• _TASK PROMPT_:
Output the material below in its entirety, exactly as given.

• _EXCERPTED DATA_:
★ ★ ★

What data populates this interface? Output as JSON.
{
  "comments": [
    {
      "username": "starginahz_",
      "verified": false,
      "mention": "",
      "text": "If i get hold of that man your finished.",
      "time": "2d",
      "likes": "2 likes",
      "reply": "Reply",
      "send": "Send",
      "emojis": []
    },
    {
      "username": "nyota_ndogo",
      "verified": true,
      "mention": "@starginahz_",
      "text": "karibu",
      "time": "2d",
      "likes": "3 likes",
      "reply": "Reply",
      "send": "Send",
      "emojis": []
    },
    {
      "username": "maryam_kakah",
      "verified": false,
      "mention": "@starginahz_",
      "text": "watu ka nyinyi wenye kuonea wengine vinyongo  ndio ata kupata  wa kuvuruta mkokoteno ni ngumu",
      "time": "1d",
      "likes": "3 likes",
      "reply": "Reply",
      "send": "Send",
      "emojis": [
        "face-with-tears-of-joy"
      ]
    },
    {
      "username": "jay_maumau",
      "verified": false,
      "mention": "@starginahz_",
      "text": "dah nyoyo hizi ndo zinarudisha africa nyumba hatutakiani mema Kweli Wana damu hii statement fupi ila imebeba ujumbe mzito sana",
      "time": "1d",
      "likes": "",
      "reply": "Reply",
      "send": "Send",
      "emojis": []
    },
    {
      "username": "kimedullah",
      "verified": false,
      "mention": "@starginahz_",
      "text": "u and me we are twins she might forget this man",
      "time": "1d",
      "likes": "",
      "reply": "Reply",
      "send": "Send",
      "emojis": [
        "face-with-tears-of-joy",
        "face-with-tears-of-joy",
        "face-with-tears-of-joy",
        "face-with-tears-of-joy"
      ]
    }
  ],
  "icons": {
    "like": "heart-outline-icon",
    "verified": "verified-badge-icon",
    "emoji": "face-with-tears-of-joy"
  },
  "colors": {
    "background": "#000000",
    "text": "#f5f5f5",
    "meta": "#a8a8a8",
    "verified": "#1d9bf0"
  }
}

★ ★ ★

• _RESPONSE BELOW_:
What data populates this interface? Output as JSON.
{
  "comments": [
    {
      "username": "starginahz_",
      "verified": false,
      "mention": "",
      "text": "If i get hold of that man your finished.",
      "time": "2d",
      "likes": "2 likes",
      "reply": "Reply",
      "send": "Send",
      "emojis": []
    },
    {
      "username": "nyota_ndogo",
      "verified": true,
      "mention": "@starginahz_",
      "text": "karibu",
      "time": "2d",
      "likes": "3 likes",
      "reply": "Reply",
      "send": "Send",
      "emojis": []
    },
    {
      "username": "maryam_kakah",
      "verified": false,
      "mention": "@starginahz_",
      "text": "watu ka nyinyi wenye kuonea wengine vinyongo  ndio ata kupata  wa kuvuruta mkokoteno ni ngumu",
      "time": "1d",
      "likes": "3 likes",
      "reply": "Reply",
      "send": "Send",
      "emojis": [
        "face-with-tears-of-joy"
      ]
    },
    {
      "username": "jay_maumau",
      "verified": false,
      "mention": "@starginahz_",
      "text": "dah nyoyo hizi ndo zinarudisha africa nyumba hatutakiani mema Kweli Wana damu hii statement fupi ila imebeba ujumbe mzito sana",
      "time": "1d",
      "likes": "",
      "reply": "Reply",
      "send": "Send",
      "emojis": []
    },
    {
      "username": "kimedullah",
      "verified": false,
      "mention": "@starginahz_",
      "text": "u and me we are twins she might forget this man",
      "time": "1d",
      "likes": "",
      "reply": "Reply",
      "send": "Send",
      "emojis": [
        "face-with-tears-of-joy",
        "face-with-tears-of-joy",
        "face-with-tears-of-joy",
        "face-with-tears-of-joy"
      ]
    }
  ],
  "icons": {
    "like": "heart-outline-icon",
    "verified": "verified-badge-icon",
    "emoji": "face-with-tears-of-joy"
  },
  "colors": {
    "background": "#000000",
    "text": "#f5f5f5",
    "meta": "#a8a8a8",
    "verified": "#1d9bf0"
  }
}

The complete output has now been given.